Retype the data below, starting at its first line and stopping after the line that contains "play-icon — [705, 359, 714, 371]".

» **Available records**

--- begin ---

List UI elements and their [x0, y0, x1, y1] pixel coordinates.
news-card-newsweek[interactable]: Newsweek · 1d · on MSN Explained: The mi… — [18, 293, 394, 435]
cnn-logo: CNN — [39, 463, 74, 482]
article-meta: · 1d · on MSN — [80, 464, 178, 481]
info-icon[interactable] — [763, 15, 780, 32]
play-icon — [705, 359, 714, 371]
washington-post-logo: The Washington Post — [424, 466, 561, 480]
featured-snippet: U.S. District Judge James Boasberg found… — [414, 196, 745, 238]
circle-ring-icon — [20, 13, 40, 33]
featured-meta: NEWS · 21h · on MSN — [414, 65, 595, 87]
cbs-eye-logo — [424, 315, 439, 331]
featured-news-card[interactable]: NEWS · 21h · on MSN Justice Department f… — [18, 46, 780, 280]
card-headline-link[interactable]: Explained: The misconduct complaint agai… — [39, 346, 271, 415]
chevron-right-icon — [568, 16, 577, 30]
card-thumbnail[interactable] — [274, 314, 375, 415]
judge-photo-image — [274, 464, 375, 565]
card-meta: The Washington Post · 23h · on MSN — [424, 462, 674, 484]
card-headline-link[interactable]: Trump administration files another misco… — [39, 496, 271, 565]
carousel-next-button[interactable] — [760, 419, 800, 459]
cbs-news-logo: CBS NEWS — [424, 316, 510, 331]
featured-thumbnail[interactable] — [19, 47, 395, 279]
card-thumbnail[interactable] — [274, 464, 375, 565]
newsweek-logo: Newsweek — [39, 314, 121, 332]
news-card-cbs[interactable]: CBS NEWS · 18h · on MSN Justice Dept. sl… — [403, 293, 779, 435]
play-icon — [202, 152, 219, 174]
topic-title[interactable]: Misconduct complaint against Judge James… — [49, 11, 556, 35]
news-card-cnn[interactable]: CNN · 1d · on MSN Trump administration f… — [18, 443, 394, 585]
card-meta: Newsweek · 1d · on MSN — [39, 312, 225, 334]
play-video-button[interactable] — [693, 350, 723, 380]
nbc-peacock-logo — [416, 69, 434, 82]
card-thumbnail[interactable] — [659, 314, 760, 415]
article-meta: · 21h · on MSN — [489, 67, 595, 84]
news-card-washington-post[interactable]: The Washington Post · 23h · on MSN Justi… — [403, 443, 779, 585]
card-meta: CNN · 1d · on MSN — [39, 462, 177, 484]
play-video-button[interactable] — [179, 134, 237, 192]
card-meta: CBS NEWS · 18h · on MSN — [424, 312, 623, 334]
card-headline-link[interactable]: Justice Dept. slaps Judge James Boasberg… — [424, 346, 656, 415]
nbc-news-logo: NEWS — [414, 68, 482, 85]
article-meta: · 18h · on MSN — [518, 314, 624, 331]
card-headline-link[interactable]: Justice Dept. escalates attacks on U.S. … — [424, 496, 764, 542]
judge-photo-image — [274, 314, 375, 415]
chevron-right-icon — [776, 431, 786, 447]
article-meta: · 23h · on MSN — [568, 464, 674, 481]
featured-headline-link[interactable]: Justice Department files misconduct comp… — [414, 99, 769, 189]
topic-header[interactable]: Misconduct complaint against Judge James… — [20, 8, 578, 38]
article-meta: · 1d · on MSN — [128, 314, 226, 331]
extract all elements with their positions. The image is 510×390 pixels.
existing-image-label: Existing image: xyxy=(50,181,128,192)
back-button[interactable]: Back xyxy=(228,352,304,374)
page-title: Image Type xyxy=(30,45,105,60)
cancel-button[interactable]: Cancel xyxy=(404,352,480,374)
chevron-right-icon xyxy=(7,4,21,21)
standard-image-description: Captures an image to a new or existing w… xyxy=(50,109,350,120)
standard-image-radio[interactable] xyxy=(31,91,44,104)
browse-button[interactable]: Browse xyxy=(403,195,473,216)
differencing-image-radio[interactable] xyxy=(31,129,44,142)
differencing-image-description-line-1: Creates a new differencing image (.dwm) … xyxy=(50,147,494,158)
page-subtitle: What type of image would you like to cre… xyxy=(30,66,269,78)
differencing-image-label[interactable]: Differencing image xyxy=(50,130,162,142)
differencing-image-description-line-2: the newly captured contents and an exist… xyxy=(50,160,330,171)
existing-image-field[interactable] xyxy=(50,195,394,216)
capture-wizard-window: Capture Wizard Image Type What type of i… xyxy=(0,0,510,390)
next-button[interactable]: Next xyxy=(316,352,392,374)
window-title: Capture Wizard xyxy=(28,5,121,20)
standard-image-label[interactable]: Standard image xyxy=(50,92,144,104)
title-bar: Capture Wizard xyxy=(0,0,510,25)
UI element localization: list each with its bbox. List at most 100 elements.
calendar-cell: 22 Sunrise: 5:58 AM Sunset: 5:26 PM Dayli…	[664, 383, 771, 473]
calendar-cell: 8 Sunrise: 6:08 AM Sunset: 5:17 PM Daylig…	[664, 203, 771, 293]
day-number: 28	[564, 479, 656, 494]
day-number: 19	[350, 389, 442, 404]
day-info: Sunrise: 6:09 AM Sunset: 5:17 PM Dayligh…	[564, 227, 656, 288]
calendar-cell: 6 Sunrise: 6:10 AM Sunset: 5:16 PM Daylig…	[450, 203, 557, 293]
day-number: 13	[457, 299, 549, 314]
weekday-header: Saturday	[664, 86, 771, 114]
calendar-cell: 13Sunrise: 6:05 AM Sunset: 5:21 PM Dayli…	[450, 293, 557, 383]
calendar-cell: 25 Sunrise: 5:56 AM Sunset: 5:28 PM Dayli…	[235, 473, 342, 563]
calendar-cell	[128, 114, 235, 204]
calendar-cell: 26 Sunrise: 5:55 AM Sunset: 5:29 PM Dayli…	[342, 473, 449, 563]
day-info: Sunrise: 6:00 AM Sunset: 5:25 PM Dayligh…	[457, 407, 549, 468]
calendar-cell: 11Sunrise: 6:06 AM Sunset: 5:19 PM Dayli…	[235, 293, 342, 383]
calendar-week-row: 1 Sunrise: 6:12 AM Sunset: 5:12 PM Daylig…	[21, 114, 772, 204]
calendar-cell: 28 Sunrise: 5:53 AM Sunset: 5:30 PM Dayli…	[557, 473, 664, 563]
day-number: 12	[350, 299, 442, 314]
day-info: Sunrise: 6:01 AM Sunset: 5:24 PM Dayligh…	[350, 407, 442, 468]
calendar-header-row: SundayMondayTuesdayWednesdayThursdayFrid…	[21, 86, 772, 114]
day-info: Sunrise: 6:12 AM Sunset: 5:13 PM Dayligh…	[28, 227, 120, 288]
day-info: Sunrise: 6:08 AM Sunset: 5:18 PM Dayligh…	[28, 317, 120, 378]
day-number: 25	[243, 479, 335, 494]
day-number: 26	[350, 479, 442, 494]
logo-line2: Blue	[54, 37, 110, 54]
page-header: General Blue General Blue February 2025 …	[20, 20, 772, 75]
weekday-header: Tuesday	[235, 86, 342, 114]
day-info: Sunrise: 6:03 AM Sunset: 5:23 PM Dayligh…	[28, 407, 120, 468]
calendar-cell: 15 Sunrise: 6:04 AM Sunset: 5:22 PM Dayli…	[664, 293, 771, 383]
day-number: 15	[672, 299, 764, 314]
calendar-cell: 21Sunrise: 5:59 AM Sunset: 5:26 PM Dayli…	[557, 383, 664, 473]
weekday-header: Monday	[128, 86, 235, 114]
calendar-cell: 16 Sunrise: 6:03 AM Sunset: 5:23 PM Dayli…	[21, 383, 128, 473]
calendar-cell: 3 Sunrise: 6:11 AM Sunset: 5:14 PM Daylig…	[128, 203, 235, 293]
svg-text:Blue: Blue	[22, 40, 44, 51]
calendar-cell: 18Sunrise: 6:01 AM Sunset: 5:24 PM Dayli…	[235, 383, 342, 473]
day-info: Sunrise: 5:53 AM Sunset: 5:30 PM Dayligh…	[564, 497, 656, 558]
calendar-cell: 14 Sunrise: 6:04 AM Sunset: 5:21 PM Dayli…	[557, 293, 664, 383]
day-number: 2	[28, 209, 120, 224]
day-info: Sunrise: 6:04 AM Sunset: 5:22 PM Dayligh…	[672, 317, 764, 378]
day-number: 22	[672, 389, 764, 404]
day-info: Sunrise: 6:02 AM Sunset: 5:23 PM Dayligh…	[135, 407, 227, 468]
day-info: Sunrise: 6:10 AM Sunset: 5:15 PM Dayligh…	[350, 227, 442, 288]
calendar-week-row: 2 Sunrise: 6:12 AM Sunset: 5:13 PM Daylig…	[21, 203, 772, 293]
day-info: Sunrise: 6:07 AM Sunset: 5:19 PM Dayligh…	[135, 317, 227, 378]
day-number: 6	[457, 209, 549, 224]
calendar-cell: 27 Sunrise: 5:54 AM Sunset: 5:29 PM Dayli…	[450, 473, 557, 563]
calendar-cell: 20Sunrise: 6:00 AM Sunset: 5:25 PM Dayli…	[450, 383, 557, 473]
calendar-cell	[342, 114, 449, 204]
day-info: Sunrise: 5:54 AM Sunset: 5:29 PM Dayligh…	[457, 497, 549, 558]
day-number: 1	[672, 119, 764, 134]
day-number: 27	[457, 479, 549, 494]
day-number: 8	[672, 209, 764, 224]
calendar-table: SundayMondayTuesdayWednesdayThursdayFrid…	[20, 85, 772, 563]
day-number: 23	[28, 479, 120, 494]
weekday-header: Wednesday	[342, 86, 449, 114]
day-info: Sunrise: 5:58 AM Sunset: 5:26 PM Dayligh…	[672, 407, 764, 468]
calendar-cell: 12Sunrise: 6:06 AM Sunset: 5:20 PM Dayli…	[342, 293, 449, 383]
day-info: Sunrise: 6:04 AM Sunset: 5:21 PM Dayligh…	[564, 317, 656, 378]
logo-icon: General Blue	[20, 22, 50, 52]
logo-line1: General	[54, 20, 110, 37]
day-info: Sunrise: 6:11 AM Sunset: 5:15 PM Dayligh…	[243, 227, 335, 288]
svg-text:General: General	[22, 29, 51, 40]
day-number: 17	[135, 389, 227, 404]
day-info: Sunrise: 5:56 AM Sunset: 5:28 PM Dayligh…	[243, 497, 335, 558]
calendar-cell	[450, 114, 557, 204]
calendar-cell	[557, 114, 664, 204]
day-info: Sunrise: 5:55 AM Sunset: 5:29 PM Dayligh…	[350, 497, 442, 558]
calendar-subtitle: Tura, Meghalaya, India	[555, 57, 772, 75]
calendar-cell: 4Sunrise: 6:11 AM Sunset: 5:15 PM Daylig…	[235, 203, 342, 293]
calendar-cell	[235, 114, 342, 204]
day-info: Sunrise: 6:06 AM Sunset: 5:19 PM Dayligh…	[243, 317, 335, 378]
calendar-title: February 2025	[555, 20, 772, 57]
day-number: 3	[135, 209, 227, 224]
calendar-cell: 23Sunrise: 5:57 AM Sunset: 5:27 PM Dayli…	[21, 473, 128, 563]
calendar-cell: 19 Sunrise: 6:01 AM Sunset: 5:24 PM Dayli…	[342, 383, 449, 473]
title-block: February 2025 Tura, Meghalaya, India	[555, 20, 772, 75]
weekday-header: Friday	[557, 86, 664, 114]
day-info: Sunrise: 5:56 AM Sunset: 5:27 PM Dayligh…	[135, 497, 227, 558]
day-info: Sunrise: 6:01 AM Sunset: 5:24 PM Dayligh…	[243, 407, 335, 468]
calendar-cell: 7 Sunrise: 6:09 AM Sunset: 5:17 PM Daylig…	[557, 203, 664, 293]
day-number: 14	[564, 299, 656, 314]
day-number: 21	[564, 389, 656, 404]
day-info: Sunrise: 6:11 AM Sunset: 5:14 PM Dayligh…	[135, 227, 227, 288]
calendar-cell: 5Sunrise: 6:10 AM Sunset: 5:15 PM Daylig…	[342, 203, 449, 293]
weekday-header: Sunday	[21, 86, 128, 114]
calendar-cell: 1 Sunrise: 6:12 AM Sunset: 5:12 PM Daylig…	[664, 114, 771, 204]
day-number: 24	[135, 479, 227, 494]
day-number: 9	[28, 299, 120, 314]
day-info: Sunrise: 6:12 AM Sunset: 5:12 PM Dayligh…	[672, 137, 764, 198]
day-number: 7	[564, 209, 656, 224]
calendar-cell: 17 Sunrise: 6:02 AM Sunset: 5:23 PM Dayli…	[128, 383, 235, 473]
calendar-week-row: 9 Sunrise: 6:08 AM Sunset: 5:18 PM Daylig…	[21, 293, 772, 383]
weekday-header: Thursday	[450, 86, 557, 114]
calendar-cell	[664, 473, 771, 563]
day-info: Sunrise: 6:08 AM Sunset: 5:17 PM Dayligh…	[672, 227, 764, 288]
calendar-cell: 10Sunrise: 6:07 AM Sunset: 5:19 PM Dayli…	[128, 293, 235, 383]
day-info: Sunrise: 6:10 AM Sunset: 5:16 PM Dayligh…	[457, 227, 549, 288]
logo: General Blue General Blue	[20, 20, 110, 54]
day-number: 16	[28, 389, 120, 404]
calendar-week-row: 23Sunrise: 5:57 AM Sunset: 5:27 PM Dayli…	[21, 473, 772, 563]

--- end ---

» **Finished answer**
List UI elements and their [x0, y0, x1, y1] pixel coordinates.
news-card-newsweek[interactable]: Newsweek · 1d · on MSN Explained: The mi… — [18, 293, 394, 435]
cnn-logo: CNN — [39, 463, 74, 482]
article-meta: · 1d · on MSN — [80, 464, 178, 481]
info-icon[interactable] — [763, 15, 780, 32]
play-icon — [705, 359, 714, 371]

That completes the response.